(Figure dataset records)

----

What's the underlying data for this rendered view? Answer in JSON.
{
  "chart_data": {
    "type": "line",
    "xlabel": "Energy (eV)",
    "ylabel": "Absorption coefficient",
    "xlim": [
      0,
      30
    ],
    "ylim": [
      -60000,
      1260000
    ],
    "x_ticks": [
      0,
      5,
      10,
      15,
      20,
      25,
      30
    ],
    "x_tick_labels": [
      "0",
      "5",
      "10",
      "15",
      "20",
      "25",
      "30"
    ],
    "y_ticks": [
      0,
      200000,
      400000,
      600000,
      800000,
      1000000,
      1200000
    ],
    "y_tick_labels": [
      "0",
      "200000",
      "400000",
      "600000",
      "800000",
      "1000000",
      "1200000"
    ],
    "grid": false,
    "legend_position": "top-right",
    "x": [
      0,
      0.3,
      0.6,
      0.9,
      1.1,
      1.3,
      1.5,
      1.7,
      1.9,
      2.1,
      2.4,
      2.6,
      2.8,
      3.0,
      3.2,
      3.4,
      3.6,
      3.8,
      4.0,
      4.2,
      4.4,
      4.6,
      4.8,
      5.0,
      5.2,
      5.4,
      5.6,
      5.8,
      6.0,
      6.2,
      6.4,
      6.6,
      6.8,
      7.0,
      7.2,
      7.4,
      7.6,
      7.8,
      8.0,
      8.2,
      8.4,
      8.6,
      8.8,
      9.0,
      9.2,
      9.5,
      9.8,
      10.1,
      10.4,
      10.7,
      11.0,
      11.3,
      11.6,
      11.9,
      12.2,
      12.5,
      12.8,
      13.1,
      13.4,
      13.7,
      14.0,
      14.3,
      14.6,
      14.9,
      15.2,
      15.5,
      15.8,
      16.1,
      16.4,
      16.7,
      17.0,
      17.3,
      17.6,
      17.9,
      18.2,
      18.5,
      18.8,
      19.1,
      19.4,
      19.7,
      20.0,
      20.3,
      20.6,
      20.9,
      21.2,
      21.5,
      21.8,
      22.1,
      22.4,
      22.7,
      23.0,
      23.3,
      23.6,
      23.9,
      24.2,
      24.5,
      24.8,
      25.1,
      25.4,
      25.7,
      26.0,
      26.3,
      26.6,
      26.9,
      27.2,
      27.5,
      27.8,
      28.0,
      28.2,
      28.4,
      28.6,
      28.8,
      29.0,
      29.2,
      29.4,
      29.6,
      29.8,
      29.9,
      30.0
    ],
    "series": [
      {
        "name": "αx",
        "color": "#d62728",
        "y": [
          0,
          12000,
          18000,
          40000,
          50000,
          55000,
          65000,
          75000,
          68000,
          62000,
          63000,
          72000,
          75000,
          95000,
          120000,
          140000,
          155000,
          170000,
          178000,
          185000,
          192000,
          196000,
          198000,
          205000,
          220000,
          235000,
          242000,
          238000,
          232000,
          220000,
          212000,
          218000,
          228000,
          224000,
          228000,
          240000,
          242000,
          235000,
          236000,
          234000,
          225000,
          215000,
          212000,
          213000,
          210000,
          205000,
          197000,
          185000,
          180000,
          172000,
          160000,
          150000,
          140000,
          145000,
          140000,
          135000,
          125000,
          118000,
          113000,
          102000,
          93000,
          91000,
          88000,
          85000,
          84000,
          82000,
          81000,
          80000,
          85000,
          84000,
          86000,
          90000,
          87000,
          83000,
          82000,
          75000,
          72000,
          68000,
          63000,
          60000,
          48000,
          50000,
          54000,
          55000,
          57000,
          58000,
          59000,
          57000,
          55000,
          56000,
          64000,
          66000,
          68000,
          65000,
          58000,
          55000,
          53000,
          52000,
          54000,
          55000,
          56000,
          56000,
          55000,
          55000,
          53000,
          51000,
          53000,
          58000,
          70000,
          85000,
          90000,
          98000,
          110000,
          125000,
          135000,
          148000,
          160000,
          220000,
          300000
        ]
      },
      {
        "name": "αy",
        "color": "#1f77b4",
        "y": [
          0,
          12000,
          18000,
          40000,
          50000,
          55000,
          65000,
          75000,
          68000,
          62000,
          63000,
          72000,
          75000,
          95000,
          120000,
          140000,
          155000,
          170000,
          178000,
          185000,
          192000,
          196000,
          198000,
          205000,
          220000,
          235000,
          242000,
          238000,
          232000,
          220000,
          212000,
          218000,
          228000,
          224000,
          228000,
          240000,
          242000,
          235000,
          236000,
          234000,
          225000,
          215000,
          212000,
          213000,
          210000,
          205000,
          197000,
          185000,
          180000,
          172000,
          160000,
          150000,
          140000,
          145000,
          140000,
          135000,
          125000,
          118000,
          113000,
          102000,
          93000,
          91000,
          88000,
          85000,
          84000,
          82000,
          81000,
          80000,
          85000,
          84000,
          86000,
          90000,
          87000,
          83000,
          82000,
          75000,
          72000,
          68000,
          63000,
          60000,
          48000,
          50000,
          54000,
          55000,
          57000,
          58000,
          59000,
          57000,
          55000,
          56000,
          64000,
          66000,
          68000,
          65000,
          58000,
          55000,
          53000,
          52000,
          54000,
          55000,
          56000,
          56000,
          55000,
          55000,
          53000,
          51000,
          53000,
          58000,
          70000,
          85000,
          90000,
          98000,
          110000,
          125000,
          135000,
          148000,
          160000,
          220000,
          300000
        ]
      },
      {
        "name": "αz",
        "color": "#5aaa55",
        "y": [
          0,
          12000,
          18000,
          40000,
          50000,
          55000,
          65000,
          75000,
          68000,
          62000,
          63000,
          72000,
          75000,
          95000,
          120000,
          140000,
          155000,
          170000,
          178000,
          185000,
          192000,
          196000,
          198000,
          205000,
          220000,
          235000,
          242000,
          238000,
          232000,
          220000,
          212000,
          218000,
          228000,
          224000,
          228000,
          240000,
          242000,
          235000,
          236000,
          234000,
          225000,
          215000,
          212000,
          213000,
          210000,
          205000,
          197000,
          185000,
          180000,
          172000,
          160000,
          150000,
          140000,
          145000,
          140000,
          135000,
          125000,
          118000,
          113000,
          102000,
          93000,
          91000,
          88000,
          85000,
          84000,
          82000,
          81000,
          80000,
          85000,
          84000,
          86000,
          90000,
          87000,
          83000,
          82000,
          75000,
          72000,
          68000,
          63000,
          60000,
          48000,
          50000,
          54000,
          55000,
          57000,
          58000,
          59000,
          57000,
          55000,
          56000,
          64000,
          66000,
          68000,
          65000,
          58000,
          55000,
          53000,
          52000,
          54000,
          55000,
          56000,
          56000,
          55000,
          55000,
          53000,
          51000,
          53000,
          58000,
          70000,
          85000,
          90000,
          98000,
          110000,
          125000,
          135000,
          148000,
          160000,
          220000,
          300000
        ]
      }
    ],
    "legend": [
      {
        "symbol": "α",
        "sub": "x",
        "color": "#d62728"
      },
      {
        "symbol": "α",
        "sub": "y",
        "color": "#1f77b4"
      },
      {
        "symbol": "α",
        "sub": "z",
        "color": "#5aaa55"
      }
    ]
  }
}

----

• Task:
Gather each line of the listing containing the word "color" and show it.

• Answer to the exercise:
        "color": "#d62728",
        "color": "#1f77b4",
        "color": "#5aaa55",
        "color": "#d62728"
        "color": "#1f77b4"
        "color": "#5aaa55"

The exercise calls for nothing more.